--- start of Data to process ---
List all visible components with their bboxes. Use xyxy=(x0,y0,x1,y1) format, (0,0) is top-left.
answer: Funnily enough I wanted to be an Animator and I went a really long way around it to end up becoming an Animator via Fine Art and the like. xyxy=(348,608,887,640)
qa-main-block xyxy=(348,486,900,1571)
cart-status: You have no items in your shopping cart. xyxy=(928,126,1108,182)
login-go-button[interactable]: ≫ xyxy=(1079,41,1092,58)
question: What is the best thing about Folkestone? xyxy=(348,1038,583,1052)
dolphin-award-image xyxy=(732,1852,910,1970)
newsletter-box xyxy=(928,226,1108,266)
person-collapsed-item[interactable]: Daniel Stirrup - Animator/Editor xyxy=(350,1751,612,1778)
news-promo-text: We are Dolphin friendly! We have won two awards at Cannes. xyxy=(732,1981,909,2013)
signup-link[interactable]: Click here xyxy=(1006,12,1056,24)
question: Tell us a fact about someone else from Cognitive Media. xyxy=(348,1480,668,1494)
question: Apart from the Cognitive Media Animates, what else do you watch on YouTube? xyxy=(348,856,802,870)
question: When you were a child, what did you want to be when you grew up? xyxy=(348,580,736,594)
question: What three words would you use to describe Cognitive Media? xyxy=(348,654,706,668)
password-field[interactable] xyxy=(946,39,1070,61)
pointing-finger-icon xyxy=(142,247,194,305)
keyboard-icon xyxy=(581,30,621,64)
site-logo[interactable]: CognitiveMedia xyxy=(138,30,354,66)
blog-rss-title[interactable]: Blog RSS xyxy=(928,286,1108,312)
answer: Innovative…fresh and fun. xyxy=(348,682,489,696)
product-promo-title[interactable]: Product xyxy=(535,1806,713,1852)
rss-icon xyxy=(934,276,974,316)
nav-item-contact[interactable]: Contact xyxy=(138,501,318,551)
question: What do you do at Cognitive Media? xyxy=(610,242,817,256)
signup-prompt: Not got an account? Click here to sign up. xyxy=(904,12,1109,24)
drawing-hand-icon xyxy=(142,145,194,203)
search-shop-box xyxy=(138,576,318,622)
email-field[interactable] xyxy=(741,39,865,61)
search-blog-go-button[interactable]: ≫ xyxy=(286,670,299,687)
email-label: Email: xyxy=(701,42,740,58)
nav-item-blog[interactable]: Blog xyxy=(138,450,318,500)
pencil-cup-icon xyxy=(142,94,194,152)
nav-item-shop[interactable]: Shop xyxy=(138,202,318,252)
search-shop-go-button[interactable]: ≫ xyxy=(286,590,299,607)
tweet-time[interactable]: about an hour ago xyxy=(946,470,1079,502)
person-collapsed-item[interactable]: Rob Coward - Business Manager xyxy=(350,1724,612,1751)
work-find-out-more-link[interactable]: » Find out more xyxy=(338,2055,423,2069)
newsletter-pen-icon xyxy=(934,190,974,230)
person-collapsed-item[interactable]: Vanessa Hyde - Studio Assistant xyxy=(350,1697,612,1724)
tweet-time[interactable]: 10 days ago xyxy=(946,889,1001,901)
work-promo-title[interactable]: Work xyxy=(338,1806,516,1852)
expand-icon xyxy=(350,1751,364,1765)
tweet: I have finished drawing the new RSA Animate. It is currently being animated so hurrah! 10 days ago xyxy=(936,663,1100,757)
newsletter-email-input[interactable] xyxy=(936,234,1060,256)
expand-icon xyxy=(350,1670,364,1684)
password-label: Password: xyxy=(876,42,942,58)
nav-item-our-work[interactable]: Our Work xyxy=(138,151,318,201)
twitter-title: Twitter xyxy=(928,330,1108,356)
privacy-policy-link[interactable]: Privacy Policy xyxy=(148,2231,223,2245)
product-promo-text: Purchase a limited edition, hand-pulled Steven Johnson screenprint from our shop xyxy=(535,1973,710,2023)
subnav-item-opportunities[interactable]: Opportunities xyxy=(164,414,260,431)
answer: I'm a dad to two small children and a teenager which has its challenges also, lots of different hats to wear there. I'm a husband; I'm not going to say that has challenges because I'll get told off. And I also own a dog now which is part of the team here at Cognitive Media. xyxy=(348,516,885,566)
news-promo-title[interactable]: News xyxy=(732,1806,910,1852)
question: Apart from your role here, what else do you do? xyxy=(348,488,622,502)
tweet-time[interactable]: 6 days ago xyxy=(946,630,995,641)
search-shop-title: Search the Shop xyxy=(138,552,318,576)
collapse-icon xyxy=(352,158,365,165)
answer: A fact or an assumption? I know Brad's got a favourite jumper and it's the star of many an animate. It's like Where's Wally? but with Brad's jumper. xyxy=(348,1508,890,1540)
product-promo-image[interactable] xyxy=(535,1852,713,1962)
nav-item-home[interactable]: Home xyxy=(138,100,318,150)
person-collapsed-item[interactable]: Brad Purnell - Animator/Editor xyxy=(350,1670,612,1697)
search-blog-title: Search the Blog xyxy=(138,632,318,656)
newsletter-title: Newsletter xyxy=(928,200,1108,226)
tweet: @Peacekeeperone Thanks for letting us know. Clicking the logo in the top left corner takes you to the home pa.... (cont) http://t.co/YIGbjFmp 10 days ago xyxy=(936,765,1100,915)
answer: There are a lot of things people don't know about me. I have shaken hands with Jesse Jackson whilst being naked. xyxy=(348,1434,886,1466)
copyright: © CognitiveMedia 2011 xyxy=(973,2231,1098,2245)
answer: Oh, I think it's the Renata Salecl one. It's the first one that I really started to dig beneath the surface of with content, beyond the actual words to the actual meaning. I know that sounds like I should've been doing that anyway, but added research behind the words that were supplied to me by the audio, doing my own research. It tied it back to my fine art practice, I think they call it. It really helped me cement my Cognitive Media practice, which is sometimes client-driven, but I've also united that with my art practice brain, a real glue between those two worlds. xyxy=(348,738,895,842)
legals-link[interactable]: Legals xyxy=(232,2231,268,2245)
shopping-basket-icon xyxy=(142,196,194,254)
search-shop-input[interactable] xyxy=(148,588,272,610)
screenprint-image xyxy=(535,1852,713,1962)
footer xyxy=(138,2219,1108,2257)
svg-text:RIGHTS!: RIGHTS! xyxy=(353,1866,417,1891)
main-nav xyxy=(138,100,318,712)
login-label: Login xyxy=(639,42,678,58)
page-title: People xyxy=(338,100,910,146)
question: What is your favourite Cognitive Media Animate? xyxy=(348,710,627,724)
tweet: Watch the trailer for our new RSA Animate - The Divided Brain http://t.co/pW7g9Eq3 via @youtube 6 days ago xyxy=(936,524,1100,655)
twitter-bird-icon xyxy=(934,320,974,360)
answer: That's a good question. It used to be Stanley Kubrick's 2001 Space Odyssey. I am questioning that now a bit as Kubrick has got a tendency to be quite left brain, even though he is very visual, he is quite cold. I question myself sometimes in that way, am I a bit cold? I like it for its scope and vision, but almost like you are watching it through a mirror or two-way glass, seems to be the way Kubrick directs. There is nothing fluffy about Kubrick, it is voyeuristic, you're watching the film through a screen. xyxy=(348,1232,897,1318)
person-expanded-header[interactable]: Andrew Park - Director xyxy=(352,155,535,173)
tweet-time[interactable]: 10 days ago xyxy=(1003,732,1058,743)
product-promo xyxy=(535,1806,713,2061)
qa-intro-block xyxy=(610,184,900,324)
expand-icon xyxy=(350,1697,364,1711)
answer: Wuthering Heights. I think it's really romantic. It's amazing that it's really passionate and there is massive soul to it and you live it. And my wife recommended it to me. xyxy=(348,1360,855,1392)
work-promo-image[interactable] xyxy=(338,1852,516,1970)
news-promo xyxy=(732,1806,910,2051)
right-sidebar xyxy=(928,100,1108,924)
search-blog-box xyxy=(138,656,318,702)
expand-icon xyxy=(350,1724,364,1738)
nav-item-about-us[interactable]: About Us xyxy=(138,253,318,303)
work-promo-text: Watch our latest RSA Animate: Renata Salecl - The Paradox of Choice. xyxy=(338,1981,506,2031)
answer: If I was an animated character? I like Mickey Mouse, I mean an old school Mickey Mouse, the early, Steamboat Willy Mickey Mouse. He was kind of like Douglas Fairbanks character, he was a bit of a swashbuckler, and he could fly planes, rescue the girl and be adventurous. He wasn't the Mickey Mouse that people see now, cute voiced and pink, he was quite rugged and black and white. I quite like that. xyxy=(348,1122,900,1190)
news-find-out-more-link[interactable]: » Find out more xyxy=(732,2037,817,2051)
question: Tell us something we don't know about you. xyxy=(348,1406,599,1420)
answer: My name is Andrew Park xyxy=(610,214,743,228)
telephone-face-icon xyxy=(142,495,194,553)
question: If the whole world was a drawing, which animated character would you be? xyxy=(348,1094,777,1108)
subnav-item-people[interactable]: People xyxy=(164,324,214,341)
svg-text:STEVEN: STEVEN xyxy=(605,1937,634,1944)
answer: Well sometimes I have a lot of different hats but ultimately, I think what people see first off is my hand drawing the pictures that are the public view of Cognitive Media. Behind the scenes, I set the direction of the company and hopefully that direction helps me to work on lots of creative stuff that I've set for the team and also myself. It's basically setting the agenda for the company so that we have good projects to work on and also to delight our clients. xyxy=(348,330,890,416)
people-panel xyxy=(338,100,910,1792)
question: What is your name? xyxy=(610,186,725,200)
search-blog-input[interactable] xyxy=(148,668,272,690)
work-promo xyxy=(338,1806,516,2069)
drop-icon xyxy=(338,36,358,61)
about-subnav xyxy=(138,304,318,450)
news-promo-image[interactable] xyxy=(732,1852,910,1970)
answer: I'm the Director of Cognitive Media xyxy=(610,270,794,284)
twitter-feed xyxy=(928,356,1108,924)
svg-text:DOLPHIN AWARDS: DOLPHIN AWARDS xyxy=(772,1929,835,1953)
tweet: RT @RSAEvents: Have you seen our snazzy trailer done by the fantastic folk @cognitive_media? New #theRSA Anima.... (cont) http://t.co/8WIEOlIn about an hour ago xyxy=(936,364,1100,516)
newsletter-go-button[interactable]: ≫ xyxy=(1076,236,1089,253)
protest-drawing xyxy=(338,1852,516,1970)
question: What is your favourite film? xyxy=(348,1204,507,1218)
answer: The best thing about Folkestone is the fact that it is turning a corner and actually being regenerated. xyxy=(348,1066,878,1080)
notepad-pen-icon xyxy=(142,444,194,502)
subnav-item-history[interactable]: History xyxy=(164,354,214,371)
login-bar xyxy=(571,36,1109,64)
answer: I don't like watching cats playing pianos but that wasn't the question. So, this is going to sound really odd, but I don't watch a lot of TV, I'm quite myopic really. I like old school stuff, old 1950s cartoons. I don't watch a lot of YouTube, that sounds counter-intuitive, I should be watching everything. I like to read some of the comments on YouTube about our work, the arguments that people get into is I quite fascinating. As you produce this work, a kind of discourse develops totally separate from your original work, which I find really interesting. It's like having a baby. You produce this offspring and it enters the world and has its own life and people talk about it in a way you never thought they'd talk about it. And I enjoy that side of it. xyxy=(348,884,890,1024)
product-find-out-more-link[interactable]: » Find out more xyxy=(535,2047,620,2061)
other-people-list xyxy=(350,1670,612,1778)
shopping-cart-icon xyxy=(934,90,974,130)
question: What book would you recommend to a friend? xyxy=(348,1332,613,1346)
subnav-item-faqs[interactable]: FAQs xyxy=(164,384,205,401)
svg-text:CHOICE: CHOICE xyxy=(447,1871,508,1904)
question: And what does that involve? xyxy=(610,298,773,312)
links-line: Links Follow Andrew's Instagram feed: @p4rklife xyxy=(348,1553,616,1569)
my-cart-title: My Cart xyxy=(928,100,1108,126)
--- end of Data to process ---
What you need to do -> Copy the records from the first line through the line containing "newsletter-box xyxy=(928,226,1108,266)", with both ends included, and replace "shopping cart" with "basket". Change nothing else.

Exercise solution ->
List all visible components with their bboxes. Use xyxy=(x0,y0,x1,y1) format, (0,0) is top-left.
answer: Funnily enough I wanted to be an Animator and I went a really long way around it to end up becoming an Animator via Fine Art and the like. xyxy=(348,608,887,640)
qa-main-block xyxy=(348,486,900,1571)
cart-status: You have no items in your basket. xyxy=(928,126,1108,182)
login-go-button[interactable]: ≫ xyxy=(1079,41,1092,58)
question: What is the best thing about Folkestone? xyxy=(348,1038,583,1052)
dolphin-award-image xyxy=(732,1852,910,1970)
newsletter-box xyxy=(928,226,1108,266)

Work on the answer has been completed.